(Stored data)

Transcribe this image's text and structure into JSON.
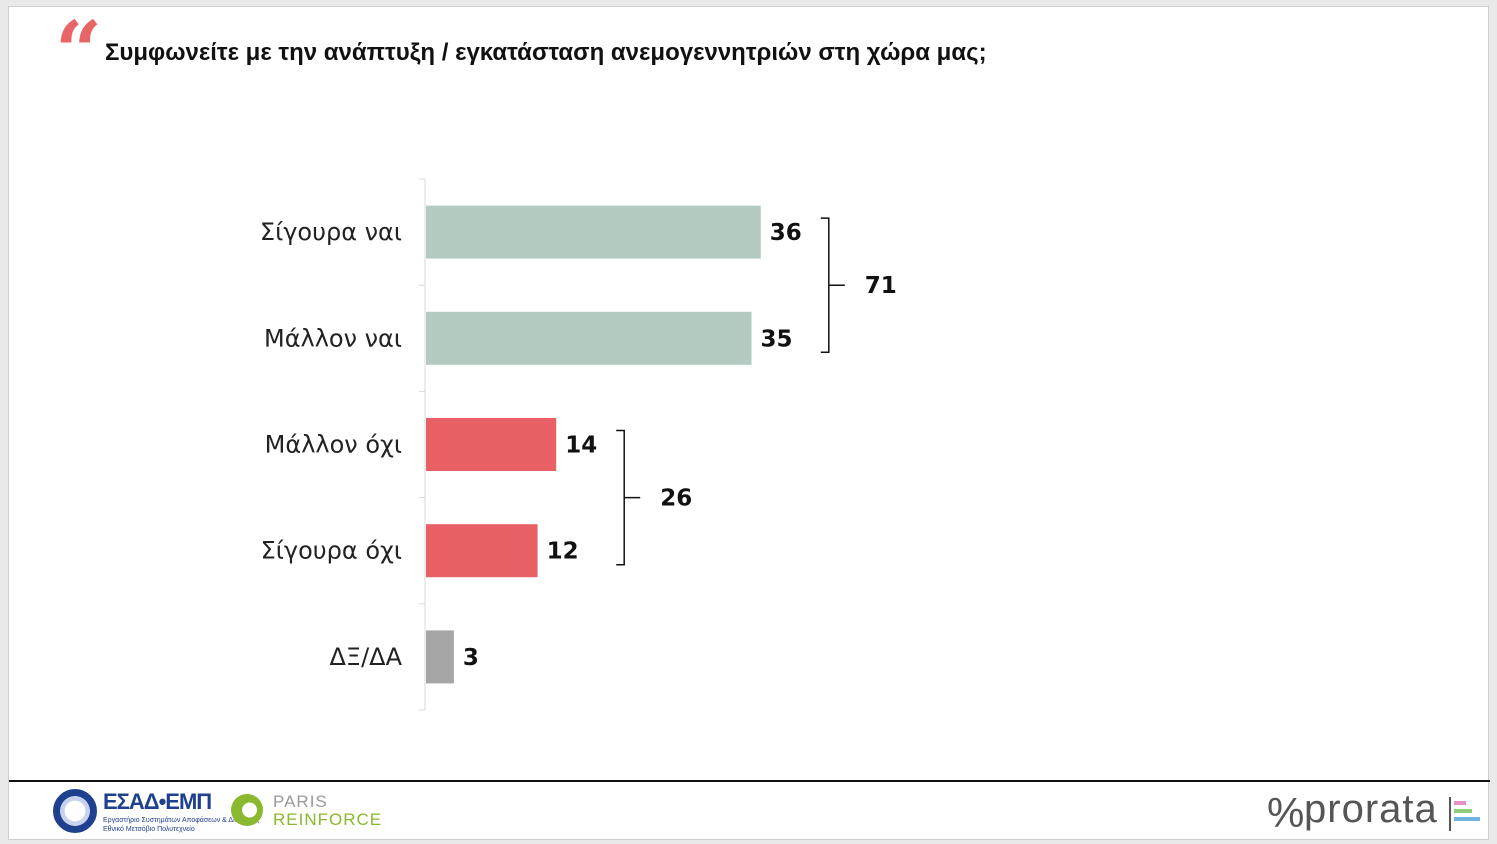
{
  "header": {
    "quote_glyph": "“",
    "title": "Συμφωνείτε με την ανάπτυξη / εγκατάσταση ανεμογεννητριών στη χώρα μας;"
  },
  "chart_data": {
    "type": "bar",
    "orientation": "horizontal",
    "title": "Συμφωνείτε με την ανάπτυξη / εγκατάσταση ανεμογεννητριών στη χώρα μας;",
    "xlabel": "",
    "ylabel": "",
    "categories": [
      "Σίγουρα ναι",
      "Μάλλον ναι",
      "Μάλλον όχι",
      "Σίγουρα όχι",
      "ΔΞ/ΔΑ"
    ],
    "values": [
      36,
      35,
      14,
      12,
      3
    ],
    "xlim": [
      0,
      100
    ],
    "grid": false,
    "colors": [
      "#b3cac0",
      "#b3cac0",
      "#e86065",
      "#e86065",
      "#a5a5a5"
    ],
    "groups": [
      {
        "from": 0,
        "to": 1,
        "total": "71"
      },
      {
        "from": 2,
        "to": 3,
        "total": "26"
      }
    ]
  },
  "footer": {
    "logo_esad": {
      "name": "ΕΣΑΔ•ΕΜΠ",
      "sub1": "Εργαστήριο Συστημάτων Αποφάσεων & Διοίκησης",
      "sub2": "Εθνικό Μετσόβιο Πολυτεχνείο"
    },
    "logo_paris": {
      "line1": "PARIS",
      "line2": "REINFORCE"
    },
    "logo_prorata": {
      "mark": "%",
      "name": "prorata",
      "stripe_colors": [
        "#e98fc7",
        "#8ccc7a",
        "#6fb4e0"
      ]
    }
  }
}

**Challenge:** From the data, collect all lines where the string "ανεμογεννητριών" appears.

**Result of the exercise:**
    "title": "Συμφωνείτε με την ανάπτυξη / εγκατάσταση ανεμογεννητριών στη χώρα μας;"
    "title": "Συμφωνείτε με την ανάπτυξη / εγκατάσταση ανεμογεννητριών στη χώρα μας;",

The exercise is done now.